Problem —
Select from the data all lines with the word "description".

[Dataset excerpt]
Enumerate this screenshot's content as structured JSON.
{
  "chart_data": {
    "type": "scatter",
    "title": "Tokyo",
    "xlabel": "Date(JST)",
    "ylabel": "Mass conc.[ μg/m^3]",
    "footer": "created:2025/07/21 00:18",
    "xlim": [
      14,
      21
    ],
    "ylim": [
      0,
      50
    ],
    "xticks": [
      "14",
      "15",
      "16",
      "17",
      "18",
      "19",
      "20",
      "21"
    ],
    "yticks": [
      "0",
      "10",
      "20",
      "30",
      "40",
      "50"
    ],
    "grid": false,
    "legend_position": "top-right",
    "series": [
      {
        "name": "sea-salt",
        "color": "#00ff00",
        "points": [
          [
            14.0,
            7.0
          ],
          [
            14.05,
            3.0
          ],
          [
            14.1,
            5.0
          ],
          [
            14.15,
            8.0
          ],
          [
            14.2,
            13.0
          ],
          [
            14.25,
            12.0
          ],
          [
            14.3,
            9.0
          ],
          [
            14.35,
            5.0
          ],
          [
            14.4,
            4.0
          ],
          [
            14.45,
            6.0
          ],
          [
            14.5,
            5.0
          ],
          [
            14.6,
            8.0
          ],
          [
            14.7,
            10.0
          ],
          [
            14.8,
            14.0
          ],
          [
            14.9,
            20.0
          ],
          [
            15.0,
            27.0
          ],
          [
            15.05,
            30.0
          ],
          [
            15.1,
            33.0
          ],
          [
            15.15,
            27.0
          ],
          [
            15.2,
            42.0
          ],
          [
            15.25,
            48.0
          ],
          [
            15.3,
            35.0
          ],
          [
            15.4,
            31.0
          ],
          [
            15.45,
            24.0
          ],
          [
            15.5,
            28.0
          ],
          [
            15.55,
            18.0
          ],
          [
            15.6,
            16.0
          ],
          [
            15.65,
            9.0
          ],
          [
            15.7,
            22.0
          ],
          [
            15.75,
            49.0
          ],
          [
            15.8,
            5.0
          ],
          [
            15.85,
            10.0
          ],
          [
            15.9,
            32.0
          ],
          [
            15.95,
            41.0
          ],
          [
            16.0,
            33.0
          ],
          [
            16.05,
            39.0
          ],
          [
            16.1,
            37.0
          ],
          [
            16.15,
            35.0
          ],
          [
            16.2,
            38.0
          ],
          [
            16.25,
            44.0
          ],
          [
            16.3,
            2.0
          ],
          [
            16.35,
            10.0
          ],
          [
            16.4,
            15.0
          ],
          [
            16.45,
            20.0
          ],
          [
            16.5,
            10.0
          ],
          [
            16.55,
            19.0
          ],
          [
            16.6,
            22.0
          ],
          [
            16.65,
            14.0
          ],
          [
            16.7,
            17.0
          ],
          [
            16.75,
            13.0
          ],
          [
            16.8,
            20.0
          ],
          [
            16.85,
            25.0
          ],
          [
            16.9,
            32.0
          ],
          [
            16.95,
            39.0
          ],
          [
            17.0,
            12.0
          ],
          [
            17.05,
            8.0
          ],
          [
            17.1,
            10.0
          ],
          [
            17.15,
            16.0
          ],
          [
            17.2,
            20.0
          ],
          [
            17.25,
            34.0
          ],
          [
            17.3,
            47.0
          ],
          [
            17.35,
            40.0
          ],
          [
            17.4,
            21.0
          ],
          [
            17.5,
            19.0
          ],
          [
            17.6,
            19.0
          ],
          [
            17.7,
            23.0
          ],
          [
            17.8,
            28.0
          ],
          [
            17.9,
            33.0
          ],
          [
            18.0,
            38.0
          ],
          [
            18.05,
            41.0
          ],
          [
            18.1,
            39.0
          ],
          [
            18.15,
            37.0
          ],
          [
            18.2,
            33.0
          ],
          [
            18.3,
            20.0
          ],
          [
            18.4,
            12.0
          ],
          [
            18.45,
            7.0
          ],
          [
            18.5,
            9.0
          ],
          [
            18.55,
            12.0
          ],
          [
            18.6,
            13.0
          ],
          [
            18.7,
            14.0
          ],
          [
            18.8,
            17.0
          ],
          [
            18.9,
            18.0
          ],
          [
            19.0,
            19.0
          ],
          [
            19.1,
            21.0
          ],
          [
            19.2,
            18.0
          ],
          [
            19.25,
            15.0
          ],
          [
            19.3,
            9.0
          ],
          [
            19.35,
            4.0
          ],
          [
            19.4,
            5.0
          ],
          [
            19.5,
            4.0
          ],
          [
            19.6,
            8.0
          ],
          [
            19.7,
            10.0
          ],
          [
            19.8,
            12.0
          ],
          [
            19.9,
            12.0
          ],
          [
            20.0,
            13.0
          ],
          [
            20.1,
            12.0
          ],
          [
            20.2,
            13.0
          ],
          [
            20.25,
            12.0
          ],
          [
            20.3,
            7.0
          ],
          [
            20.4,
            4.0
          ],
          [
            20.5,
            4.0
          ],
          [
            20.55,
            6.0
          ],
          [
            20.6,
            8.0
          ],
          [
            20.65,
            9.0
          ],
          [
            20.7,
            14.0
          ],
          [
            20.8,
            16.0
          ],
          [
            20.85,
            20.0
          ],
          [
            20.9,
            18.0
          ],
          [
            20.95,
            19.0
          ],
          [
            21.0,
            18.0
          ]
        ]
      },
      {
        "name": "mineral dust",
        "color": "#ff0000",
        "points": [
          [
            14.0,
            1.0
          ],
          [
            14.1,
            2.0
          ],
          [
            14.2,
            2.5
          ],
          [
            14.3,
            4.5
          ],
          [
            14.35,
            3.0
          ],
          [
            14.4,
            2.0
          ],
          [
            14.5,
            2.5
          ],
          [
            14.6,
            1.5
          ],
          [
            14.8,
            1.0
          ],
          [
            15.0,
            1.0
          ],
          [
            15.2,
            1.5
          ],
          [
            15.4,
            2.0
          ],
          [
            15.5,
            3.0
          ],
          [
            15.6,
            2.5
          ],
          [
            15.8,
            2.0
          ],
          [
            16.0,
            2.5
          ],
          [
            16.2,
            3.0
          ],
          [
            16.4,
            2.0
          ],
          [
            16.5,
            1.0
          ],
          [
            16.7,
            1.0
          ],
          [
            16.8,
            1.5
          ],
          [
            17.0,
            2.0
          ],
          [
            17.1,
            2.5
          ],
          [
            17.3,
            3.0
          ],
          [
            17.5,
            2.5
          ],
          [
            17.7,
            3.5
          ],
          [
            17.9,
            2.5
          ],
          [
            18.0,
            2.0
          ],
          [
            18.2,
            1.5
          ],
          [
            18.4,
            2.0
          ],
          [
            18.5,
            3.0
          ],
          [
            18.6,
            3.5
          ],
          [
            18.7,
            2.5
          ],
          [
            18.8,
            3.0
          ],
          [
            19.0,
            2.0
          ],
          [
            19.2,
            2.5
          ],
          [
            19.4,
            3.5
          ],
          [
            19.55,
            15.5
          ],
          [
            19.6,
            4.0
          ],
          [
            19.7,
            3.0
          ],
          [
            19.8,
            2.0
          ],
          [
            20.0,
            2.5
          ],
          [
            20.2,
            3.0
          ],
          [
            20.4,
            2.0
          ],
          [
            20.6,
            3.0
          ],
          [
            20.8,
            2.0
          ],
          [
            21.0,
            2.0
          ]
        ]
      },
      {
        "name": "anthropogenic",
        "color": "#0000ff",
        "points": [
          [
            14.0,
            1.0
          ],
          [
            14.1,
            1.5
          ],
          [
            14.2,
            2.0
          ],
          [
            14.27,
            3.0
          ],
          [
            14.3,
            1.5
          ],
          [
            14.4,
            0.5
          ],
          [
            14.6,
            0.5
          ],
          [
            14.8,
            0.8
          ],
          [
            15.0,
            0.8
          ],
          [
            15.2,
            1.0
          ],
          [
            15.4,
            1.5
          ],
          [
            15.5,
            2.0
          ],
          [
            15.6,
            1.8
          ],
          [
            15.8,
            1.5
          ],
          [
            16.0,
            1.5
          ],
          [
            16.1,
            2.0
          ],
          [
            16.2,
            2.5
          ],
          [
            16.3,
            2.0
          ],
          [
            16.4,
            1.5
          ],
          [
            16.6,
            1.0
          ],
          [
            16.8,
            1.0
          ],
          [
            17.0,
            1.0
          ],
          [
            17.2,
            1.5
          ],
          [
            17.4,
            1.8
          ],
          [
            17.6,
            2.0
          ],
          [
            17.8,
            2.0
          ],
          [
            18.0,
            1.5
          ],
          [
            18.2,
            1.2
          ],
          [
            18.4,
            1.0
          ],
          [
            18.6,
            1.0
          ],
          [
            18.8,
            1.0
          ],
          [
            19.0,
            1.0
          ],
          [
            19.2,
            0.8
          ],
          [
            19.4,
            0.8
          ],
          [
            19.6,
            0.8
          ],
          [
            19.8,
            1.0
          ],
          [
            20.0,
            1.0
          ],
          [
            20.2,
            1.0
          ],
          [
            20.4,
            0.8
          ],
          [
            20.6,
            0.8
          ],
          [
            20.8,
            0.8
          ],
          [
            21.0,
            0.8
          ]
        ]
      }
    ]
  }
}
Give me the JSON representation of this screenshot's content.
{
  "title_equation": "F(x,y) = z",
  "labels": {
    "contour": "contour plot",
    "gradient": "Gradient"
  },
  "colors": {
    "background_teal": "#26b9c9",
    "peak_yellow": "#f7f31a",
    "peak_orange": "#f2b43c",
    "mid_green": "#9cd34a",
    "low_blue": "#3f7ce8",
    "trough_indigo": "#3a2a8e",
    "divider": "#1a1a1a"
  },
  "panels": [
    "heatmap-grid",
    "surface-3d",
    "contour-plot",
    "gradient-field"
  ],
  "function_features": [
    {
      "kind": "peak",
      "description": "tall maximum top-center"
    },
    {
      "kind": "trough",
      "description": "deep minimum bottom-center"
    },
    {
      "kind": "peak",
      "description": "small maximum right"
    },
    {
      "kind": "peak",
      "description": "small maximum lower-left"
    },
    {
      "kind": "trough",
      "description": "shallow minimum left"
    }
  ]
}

Complete output —
      "description": "tall maximum top-center"
      "description": "deep minimum bottom-center"
      "description": "small maximum right"
      "description": "small maximum lower-left"
      "description": "shallow minimum left"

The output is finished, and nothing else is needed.